#### What is being asked
Search the material below for the string "this" and extract each line that has it.

[START]

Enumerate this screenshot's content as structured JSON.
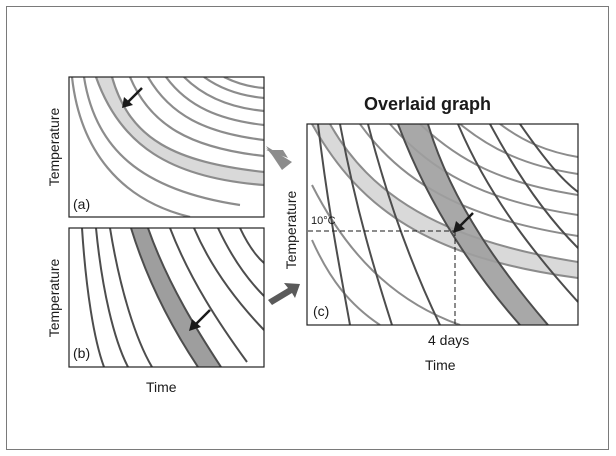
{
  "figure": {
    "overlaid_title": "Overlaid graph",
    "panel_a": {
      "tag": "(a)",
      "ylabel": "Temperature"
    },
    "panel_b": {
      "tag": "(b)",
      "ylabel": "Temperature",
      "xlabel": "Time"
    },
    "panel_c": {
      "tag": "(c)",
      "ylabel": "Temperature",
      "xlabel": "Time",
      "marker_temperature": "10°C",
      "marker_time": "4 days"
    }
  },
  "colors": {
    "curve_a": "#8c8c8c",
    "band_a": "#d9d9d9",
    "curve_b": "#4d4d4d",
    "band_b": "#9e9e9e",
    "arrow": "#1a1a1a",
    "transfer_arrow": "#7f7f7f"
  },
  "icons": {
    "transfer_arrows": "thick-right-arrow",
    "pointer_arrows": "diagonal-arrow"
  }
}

[END]
[START]

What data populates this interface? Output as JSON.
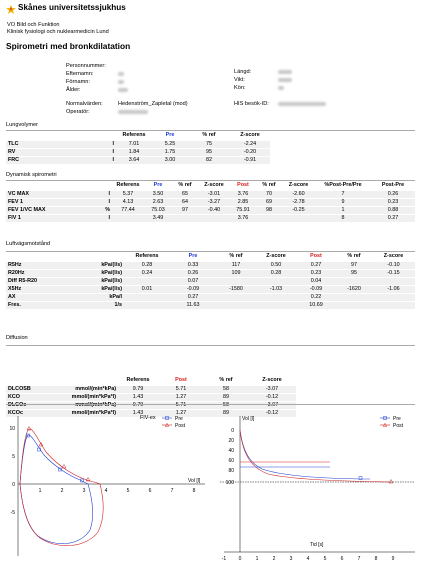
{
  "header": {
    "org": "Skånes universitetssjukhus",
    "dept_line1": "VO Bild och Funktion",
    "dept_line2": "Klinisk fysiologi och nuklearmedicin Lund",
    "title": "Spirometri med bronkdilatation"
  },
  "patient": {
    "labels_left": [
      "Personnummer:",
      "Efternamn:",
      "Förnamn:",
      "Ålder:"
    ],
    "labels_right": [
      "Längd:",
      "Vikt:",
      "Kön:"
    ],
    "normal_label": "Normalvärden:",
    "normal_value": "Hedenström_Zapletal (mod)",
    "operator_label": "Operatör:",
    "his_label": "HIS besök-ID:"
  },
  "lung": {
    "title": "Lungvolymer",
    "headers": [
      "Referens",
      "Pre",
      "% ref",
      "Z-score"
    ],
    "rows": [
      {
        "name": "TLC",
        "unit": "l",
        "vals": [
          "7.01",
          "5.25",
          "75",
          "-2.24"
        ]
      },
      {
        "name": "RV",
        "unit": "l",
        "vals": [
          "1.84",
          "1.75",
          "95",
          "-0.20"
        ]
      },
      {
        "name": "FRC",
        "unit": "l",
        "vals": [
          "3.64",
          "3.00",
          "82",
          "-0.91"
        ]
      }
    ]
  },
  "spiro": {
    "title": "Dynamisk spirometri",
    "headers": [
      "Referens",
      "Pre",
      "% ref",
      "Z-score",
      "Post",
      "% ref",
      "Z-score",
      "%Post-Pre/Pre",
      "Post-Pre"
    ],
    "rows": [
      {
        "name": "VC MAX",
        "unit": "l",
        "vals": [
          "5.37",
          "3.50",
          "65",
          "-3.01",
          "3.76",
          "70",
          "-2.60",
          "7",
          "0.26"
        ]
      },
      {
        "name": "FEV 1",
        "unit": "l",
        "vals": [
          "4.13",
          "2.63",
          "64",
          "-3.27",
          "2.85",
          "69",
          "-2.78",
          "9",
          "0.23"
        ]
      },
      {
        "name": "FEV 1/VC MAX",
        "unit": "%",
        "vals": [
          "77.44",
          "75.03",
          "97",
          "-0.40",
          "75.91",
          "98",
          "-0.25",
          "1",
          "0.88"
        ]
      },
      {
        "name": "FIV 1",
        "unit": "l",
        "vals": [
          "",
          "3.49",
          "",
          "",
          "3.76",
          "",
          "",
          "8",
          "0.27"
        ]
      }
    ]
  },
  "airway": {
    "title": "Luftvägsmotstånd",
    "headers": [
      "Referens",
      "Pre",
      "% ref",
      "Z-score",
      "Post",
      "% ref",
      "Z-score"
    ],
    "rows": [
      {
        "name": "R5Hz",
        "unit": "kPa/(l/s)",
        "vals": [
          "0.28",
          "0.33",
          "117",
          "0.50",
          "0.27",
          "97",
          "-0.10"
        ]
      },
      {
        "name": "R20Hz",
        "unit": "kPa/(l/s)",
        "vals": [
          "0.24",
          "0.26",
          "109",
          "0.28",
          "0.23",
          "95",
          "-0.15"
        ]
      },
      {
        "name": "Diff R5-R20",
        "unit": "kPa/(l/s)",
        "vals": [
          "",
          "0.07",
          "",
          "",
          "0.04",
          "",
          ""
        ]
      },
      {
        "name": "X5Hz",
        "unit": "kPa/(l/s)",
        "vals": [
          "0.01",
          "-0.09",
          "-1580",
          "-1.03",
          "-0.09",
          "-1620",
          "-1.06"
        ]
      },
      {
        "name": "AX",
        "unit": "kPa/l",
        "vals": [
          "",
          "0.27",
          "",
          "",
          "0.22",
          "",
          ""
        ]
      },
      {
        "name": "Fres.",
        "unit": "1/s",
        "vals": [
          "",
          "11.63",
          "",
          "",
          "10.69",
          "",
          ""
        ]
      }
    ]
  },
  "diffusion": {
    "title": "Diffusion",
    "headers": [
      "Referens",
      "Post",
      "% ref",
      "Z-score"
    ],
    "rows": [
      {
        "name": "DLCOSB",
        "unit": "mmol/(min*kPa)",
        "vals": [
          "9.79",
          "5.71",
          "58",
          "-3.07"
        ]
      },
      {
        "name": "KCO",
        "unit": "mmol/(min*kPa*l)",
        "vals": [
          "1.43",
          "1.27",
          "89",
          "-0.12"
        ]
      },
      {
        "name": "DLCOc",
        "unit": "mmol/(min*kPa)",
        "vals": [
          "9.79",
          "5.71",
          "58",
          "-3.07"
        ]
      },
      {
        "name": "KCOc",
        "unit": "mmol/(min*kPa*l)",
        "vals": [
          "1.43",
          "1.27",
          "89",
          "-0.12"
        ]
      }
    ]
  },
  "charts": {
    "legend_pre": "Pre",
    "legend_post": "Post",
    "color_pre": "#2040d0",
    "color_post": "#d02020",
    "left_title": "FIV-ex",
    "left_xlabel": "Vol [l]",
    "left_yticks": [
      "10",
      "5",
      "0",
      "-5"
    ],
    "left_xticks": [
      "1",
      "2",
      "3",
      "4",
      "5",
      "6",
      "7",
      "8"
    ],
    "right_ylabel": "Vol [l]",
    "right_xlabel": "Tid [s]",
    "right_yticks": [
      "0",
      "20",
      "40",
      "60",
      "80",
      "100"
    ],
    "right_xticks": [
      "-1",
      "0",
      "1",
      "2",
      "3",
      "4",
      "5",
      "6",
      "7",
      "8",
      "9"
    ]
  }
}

[END]

#### Result below
Enumerate this screenshot's content as structured JSON.
What data populates this interface? Output as JSON.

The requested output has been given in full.